Asia Gains, 2021 China GDP Forecast Raised, Week in Review
Week in Review
- Some elements of the reopening trade were present in the markets this week as some growth stocks came under pressure. Click here for our analysis of this week’s headline-driven “flash crash” in US-listed China internet stocks.
- The PBOC and CSRC, China’s central bank and securities regulator, respectively, reiterated that monetary policy will involve “no sharp turns” in 2021 in speeches on Monday, which soothed Mainland markets.
- Baidu listed in Hong Kong on Tuesday with the goal of raising $3.1 billion through the home market offering.
- Tencent released strong fourth-quarter 2020 results on Wednesday as the company grew revenues by +26% year-over-year, which was slightly above analyst expectations. The company also assured investors that it is in full compliance with new regulations for financial technology platforms and would comply with any and all new internet platform regulations.
Friday’s Key News
Asian markets finished in the green. I was shocked to see Shanghai and Shenzhen were up +0.4% and +0.91% this week while Hang Seng lost -2.26%. However, candidly it felt worse due to the below reasons.
By far the biggest news is chatter this morning that there is a forced seller in several US-listed Chinese stocks. If you use leverage/borrowed money to buy stocks when they decline you have to add cash to the account. If you can’t add the cash, the broker sells your shares, regardless of price. This would explain the flash crash we saw on Wednesday. Why did this affect the whole space? Because once one domino goes, it forces others to act. My parents taught me debt is the root of all evil. Someone learned a very hard lesson this week. Unfortunately, we were all affected. Would hope/speculate the market will bounce back once the forced seller is out of the equation.
Yes, we have worries about China’s internet regulation and, yes, we had the SEC say they would start to identify companies due to the Holding Foreign Companies Act (HFCA). The China regulation is multi-faceted: personal data protection, fintech companies becoming regulated like banks, anti-competitive practices going away, and anti-monopoly rules.
As Tencent’s President stated on their earnings call, Tencent has complied with the fintech regulations. These companies are critical to China’s economy. I don’t see that changing.
On the HFCA front, there is a path for the companies to comply by disclosing whether China’s government owns them and whether management includes members of the party. What is the big deal with filing that information in a report no one reads? Ultimately, these companies are growing at a tremendous rate that I believe will continue as China continues to urbanize, growing the urban middle class, who will continue to grow China’s already sizable domestic consumption.

----

* **Stated exercise A**
Please rewrite the rows from the line with "svg-text:a1sin(i)/c (s) = N/A: a1sin(i)/c" up to and including the line with "dm-xtick: 0 [650, 1041, 662, 1063]", replacing "period-ylabel" with "period-axis-label" and keeping everything else the same.

Records
----

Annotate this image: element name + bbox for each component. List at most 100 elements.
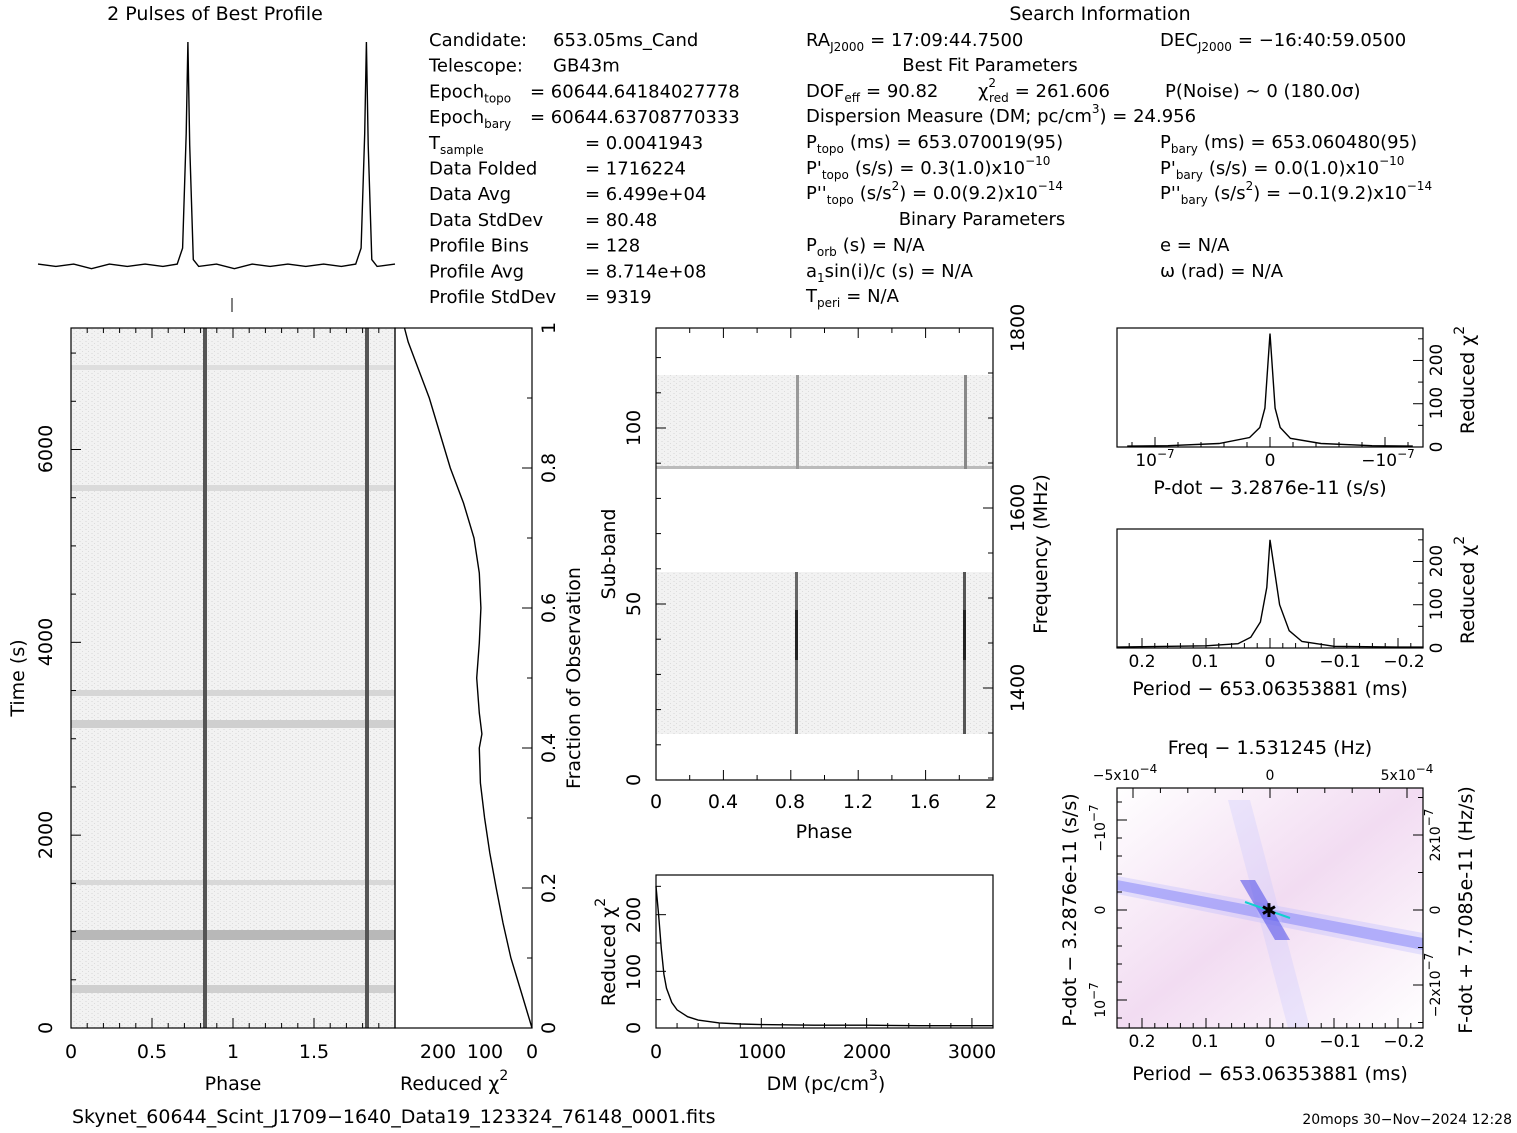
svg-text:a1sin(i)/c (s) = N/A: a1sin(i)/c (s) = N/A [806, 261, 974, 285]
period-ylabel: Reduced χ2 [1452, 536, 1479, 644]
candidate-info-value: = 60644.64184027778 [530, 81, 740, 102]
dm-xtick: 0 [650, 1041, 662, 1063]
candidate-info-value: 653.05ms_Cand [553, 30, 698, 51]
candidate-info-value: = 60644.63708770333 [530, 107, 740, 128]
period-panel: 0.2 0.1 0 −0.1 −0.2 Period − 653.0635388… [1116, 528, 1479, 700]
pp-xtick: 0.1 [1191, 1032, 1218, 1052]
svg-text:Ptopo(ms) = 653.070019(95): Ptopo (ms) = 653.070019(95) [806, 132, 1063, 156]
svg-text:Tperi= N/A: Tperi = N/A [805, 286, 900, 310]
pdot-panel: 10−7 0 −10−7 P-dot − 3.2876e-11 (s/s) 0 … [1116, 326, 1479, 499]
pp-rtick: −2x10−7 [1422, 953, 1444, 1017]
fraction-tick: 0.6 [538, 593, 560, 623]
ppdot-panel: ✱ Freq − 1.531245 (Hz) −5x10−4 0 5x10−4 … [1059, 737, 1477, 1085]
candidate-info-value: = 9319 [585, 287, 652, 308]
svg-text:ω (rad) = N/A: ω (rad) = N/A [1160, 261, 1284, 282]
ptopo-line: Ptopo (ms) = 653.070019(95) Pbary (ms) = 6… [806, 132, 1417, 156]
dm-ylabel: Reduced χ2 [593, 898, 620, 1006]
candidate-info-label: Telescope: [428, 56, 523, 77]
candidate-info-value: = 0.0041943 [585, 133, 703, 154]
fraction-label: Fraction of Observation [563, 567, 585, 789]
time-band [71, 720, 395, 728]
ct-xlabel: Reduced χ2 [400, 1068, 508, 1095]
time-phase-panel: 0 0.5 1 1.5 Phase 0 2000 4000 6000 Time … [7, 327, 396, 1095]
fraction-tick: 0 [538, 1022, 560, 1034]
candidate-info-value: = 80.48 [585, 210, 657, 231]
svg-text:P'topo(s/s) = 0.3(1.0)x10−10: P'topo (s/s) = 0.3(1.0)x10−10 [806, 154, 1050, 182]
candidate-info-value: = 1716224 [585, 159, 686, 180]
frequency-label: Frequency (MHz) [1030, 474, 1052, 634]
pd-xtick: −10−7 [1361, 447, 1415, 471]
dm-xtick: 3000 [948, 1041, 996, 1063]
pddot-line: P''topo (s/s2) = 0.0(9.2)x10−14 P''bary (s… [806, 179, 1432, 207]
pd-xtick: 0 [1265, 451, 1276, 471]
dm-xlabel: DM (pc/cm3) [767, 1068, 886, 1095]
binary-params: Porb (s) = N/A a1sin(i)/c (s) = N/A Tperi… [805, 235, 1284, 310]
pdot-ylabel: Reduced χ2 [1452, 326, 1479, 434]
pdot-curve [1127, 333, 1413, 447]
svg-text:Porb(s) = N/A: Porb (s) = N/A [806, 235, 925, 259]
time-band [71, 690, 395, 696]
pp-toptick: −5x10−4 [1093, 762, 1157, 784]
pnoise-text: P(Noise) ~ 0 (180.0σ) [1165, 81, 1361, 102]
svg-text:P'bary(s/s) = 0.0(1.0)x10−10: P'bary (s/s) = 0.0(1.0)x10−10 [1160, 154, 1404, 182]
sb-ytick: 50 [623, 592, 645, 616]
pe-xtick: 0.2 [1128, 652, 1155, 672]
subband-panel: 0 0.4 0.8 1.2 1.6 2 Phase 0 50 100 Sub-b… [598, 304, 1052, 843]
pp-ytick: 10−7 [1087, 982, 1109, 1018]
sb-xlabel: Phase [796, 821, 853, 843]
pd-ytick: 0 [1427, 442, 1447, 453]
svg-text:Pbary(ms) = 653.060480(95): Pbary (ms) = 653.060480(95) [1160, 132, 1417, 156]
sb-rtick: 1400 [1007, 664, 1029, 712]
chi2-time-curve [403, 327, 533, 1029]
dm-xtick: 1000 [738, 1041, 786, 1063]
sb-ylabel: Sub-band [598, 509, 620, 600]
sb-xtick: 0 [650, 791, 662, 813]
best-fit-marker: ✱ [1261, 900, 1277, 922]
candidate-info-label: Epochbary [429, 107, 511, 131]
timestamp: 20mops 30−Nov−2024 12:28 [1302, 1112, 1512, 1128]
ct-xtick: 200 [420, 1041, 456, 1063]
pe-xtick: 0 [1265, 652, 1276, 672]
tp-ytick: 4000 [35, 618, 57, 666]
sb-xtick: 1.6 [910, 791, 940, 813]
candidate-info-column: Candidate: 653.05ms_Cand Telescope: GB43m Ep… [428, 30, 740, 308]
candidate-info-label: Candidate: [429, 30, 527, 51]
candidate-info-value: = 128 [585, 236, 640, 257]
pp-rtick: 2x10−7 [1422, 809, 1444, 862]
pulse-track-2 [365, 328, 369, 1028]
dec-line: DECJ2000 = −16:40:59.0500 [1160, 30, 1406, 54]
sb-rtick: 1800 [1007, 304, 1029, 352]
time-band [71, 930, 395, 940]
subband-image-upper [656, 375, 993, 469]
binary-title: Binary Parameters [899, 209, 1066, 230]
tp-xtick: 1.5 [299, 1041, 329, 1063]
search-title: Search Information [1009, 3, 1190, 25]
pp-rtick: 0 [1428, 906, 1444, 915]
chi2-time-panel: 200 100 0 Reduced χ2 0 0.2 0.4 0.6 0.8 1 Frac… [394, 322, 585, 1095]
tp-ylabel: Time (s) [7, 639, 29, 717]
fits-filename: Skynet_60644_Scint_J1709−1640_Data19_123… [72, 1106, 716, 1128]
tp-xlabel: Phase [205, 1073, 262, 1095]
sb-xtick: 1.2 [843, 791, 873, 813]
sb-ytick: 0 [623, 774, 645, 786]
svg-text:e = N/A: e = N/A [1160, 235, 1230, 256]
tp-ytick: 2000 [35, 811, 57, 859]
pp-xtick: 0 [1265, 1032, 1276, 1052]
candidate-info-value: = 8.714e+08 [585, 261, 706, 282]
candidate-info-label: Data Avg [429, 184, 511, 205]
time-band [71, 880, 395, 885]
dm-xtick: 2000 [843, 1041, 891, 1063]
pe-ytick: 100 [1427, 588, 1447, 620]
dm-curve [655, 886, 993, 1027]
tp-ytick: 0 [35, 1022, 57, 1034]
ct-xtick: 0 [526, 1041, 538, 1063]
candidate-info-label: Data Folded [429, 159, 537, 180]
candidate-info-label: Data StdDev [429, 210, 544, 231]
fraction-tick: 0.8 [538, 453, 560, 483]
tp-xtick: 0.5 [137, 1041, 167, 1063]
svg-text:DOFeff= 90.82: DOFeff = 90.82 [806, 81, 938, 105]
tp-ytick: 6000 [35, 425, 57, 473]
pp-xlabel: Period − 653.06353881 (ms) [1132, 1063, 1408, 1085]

----

* **Stated exercise B**
According to the week in review, how much money did Baidu aim to raise with its Hong Kong listing?

* **Result A**
svg-text:a1sin(i)/c (s) = N/A: a1sin(i)/c (s) = N/A [806, 261, 974, 285]
period-axis-label: Reduced χ2 [1452, 536, 1479, 644]
candidate-info-value: = 60644.64184027778 [530, 81, 740, 102]
dm-xtick: 0 [650, 1041, 662, 1063]

* **Result B**
$3.1 billion